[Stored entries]
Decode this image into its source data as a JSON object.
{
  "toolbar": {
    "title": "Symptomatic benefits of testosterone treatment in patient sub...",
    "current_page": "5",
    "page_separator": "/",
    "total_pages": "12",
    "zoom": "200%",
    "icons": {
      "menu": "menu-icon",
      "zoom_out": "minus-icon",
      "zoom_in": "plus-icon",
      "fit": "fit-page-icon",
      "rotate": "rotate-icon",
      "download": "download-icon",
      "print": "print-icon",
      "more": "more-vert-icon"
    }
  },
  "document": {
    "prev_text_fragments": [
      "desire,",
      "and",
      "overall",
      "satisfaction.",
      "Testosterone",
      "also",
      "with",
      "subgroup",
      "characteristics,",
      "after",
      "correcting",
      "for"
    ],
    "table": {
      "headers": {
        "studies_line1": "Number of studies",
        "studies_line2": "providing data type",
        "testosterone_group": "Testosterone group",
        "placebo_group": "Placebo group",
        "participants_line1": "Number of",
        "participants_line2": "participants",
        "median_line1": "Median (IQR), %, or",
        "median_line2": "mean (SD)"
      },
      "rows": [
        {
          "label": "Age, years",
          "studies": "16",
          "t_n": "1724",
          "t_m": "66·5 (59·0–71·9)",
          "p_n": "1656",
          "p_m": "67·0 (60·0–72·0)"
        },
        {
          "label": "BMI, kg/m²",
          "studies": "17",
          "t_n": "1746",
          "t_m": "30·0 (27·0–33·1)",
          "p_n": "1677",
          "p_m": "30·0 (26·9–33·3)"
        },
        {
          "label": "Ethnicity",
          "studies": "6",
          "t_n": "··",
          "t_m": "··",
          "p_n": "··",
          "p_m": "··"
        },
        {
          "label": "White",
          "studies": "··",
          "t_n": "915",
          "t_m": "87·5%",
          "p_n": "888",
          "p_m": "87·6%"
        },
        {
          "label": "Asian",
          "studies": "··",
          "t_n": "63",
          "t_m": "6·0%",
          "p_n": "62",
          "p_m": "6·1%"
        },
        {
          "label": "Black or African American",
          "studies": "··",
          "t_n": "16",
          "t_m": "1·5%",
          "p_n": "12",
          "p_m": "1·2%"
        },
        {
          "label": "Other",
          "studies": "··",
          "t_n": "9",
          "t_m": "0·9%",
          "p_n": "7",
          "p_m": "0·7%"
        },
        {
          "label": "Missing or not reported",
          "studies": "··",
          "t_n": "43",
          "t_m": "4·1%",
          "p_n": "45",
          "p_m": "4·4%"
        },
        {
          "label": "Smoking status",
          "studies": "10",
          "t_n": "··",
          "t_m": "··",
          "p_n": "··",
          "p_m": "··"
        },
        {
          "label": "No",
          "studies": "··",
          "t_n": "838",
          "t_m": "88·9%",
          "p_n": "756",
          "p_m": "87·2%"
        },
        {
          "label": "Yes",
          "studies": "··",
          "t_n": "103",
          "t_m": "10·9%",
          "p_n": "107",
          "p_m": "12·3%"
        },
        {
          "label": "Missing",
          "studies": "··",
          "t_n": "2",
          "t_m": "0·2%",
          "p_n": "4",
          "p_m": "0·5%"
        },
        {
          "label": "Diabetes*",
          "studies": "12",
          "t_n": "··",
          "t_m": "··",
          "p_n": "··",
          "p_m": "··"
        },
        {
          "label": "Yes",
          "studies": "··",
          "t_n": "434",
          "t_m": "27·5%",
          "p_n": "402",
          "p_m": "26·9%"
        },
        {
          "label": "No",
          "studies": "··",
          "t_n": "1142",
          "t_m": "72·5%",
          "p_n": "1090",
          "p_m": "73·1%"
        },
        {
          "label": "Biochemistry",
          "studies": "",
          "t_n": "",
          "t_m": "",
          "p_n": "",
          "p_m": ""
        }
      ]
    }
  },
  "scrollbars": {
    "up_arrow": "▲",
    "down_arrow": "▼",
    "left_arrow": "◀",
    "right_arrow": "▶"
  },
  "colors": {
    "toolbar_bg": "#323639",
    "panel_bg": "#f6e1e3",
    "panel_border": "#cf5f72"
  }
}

_Problem requirements_
Every entry above should be retyped exactly as shown.

_Task solution_
Decode this image into its source data as a JSON object.
{
  "toolbar": {
    "title": "Symptomatic benefits of testosterone treatment in patient sub...",
    "current_page": "5",
    "page_separator": "/",
    "total_pages": "12",
    "zoom": "200%",
    "icons": {
      "menu": "menu-icon",
      "zoom_out": "minus-icon",
      "zoom_in": "plus-icon",
      "fit": "fit-page-icon",
      "rotate": "rotate-icon",
      "download": "download-icon",
      "print": "print-icon",
      "more": "more-vert-icon"
    }
  },
  "document": {
    "prev_text_fragments": [
      "desire,",
      "and",
      "overall",
      "satisfaction.",
      "Testosterone",
      "also",
      "with",
      "subgroup",
      "characteristics,",
      "after",
      "correcting",
      "for"
    ],
    "table": {
      "headers": {
        "studies_line1": "Number of studies",
        "studies_line2": "providing data type",
        "testosterone_group": "Testosterone group",
        "placebo_group": "Placebo group",
        "participants_line1": "Number of",
        "participants_line2": "participants",
        "median_line1": "Median (IQR), %, or",
        "median_line2": "mean (SD)"
      },
      "rows": [
        {
          "label": "Age, years",
          "studies": "16",
          "t_n": "1724",
          "t_m": "66·5 (59·0–71·9)",
          "p_n": "1656",
          "p_m": "67·0 (60·0–72·0)"
        },
        {
          "label": "BMI, kg/m²",
          "studies": "17",
          "t_n": "1746",
          "t_m": "30·0 (27·0–33·1)",
          "p_n": "1677",
          "p_m": "30·0 (26·9–33·3)"
        },
        {
          "label": "Ethnicity",
          "studies": "6",
          "t_n": "··",
          "t_m": "··",
          "p_n": "··",
          "p_m": "··"
        },
        {
          "label": "White",
          "studies": "··",
          "t_n": "915",
          "t_m": "87·5%",
          "p_n": "888",
          "p_m": "87·6%"
        },
        {
          "label": "Asian",
          "studies": "··",
          "t_n": "63",
          "t_m": "6·0%",
          "p_n": "62",
          "p_m": "6·1%"
        },
        {
          "label": "Black or African American",
          "studies": "··",
          "t_n": "16",
          "t_m": "1·5%",
          "p_n": "12",
          "p_m": "1·2%"
        },
        {
          "label": "Other",
          "studies": "··",
          "t_n": "9",
          "t_m": "0·9%",
          "p_n": "7",
          "p_m": "0·7%"
        },
        {
          "label": "Missing or not reported",
          "studies": "··",
          "t_n": "43",
          "t_m": "4·1%",
          "p_n": "45",
          "p_m": "4·4%"
        },
        {
          "label": "Smoking status",
          "studies": "10",
          "t_n": "··",
          "t_m": "··",
          "p_n": "··",
          "p_m": "··"
        },
        {
          "label": "No",
          "studies": "··",
          "t_n": "838",
          "t_m": "88·9%",
          "p_n": "756",
          "p_m": "87·2%"
        },
        {
          "label": "Yes",
          "studies": "··",
          "t_n": "103",
          "t_m": "10·9%",
          "p_n": "107",
          "p_m": "12·3%"
        },
        {
          "label": "Missing",
          "studies": "··",
          "t_n": "2",
          "t_m": "0·2%",
          "p_n": "4",
          "p_m": "0·5%"
        },
        {
          "label": "Diabetes*",
          "studies": "12",
          "t_n": "··",
          "t_m": "··",
          "p_n": "··",
          "p_m": "··"
        },
        {
          "label": "Yes",
          "studies": "··",
          "t_n": "434",
          "t_m": "27·5%",
          "p_n": "402",
          "p_m": "26·9%"
        },
        {
          "label": "No",
          "studies": "··",
          "t_n": "1142",
          "t_m": "72·5%",
          "p_n": "1090",
          "p_m": "73·1%"
        },
        {
          "label": "Biochemistry",
          "studies": "",
          "t_n": "",
          "t_m": "",
          "p_n": "",
          "p_m": ""
        }
      ]
    }
  },
  "scrollbars": {
    "up_arrow": "▲",
    "down_arrow": "▼",
    "left_arrow": "◀",
    "right_arrow": "▶"
  },
  "colors": {
    "toolbar_bg": "#323639",
    "panel_bg": "#f6e1e3",
    "panel_border": "#cf5f72"
  }
}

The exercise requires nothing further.